— Start of Selected extract —
# Democracy and Inequality [May be controversial | Contains some offensive language]



## The Defenestrator (Oct 15, 2014)

PRAETER IPSUM
(DOMINUS NEMINIS PRAETER IPSUM) 

DE MALA LOGICA DEMOCRATIARUM, or: DE INIQUO HOMINUM
​The worship of Democracy[1] in the West has propagated fallacious ideas about the truth of Democracy’s assertions. Indeed, for Democracy to exist, it must assert these assumptions as truth, or the Democracy will fall.  However, without citizens who consider their individuality and who cannot think critically about every aspect of their government, what prevents these citizens from being manipulated by those in power, for the consequence of maintaining that power?  Mob mentality comes about as a result of a lack of critical thinking on the behalf of individuals, of which a Democracy is comprised.  Able-minded, critical-thinking individuals are more likely to understand when they are being manipulated, and thus vote according to their true interests, rather than the interests of those attempting to manipulate the majority of individuals.  My purpose, however, is not to convince you that critical thinking is needed – if you do not believe this already, I would be foolish to attempt to argue with you.  If it is otherwise, and you believe, it would be, (and indeed already is) a waste of page space to try and convince you of what you already know.  
The true purpose of this writing is to point out to critical thinking individuals the fallacies of Democracy’s arguments for democracy; to lift the cloud of inebriating assumptions and let their[2] mind be free of the intoxicating influence of their fallacious poison.[3] 
*The Great Assumption Underlying All Democratic Fallacy:*
*All Men[4] Are Created Equal.
— End of Selected extract —
— Start of Given entries —
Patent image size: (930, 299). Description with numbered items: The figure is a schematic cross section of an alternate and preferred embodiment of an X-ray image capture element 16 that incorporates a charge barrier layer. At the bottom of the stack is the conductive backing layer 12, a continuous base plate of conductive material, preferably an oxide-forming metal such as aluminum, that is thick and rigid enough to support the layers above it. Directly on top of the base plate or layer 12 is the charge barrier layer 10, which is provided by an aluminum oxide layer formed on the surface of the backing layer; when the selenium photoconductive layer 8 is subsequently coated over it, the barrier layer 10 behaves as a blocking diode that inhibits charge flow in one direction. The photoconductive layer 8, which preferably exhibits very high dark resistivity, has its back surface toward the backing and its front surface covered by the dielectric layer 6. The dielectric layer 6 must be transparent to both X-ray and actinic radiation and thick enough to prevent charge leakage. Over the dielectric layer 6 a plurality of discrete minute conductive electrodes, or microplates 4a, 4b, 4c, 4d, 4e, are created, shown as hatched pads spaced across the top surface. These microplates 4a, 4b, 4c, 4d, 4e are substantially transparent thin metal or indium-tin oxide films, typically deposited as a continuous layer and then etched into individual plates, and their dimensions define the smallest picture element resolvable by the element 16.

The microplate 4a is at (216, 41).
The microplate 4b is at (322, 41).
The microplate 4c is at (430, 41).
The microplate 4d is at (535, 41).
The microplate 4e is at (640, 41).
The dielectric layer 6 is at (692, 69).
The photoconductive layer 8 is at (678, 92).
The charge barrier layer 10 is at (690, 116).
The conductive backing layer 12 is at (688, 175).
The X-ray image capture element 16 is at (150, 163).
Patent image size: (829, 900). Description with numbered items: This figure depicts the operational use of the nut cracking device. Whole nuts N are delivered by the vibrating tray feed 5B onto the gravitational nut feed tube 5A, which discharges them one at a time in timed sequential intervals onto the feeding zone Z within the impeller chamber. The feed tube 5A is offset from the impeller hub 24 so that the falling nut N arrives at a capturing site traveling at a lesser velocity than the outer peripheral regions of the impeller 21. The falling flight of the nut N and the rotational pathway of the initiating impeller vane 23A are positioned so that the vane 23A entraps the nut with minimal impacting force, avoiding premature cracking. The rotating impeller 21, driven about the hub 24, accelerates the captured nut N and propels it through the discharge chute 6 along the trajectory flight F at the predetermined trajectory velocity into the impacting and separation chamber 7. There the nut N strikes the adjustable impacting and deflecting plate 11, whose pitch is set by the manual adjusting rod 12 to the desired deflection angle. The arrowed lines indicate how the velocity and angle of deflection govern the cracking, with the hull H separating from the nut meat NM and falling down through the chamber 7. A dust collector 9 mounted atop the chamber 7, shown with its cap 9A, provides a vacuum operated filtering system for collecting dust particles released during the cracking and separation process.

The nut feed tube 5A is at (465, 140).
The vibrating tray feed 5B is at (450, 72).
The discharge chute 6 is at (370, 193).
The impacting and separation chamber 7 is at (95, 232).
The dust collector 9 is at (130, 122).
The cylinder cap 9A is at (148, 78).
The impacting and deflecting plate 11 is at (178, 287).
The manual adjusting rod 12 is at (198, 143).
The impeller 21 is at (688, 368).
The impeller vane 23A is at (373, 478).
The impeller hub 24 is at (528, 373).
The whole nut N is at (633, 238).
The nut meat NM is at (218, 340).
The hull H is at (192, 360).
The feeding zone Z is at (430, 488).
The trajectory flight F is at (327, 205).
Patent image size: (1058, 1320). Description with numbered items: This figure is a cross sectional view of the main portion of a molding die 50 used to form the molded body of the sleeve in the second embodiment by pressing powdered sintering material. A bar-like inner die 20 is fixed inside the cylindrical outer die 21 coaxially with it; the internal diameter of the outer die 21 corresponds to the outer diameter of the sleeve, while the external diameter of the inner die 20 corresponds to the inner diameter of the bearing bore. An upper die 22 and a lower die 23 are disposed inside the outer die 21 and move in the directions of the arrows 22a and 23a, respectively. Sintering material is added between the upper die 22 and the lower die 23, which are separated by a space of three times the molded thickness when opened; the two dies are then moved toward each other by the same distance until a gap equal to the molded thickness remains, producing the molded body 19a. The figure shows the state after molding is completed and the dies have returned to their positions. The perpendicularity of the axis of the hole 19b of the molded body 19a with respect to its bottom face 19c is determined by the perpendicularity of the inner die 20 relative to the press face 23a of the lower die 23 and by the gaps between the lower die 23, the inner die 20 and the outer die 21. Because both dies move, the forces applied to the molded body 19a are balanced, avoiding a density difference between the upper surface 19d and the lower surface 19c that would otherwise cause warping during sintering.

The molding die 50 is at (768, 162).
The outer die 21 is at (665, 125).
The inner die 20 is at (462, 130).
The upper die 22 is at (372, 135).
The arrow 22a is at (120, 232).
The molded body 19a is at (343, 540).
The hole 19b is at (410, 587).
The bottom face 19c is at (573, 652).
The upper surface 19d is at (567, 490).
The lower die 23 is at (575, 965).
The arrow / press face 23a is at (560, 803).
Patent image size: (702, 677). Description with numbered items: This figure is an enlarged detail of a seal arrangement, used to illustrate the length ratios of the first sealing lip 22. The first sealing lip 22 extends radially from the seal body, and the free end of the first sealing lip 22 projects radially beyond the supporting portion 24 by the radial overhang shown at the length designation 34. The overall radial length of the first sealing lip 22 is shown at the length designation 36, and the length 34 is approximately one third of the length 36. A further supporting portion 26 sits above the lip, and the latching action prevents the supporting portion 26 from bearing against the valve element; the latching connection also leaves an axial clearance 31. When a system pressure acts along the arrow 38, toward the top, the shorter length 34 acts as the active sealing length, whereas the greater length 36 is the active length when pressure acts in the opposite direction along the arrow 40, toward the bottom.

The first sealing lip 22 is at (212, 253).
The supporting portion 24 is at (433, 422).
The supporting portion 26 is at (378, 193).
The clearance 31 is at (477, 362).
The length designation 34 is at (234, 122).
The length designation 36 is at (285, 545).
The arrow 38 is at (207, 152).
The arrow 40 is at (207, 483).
— End of Given entries —
• [Tasks to perform]
1. In the post on democracy and inequality, what does mob mentality come about as a result of?
2. Pull out the passage of the democracy and inequality post, word for word, from "The true purpose" up to and including "Are Created Equal.".

• [The results]
1. A lack of critical thinking on the behalf of individuals.

2.
The true purpose of this writing is to point out to critical thinking individuals the fallacies of Democracy’s arguments for democracy; to lift the cloud of inebriating assumptions and let their[2] mind be free of the intoxicating influence of their fallacious poison.[3] 
*The Great Assumption Underlying All Democratic Fallacy:*
*All Men[4] Are Created Equal.